> Written task: Copy every line that mentions the word "конфирмата".

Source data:
# # # # # # #
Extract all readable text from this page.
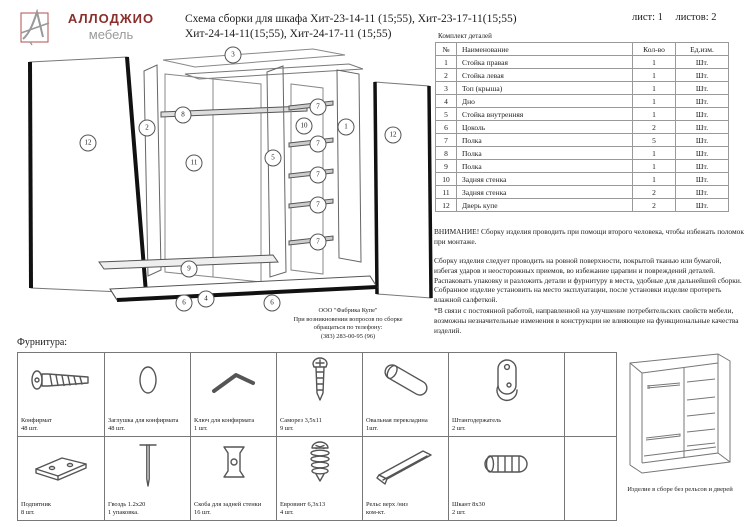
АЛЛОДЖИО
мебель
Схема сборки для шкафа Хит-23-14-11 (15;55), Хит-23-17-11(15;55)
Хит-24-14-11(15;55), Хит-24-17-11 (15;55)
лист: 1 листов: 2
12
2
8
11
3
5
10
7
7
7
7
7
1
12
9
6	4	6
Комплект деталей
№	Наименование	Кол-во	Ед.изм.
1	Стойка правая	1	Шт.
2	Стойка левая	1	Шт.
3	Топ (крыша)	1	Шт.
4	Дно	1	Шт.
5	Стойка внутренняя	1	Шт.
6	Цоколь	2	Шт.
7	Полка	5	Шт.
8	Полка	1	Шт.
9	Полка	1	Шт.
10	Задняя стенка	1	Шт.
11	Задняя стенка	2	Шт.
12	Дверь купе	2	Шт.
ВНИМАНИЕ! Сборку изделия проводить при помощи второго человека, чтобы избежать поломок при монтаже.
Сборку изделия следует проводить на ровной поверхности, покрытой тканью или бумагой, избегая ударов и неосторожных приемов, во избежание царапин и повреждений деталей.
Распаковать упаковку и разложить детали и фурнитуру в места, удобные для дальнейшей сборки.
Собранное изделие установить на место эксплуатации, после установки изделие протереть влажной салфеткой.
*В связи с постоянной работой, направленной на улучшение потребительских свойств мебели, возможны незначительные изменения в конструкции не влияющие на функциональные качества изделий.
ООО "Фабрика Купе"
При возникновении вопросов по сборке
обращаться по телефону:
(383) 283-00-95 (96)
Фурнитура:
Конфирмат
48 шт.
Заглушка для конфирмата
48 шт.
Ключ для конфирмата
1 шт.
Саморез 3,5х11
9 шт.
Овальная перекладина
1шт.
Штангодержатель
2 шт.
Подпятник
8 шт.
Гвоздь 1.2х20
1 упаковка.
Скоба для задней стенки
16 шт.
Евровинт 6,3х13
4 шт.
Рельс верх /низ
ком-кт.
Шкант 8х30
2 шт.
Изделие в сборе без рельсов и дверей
# # # # # # #
> Answer in full:
Заглушка для конфирмата
Ключ для конфирмата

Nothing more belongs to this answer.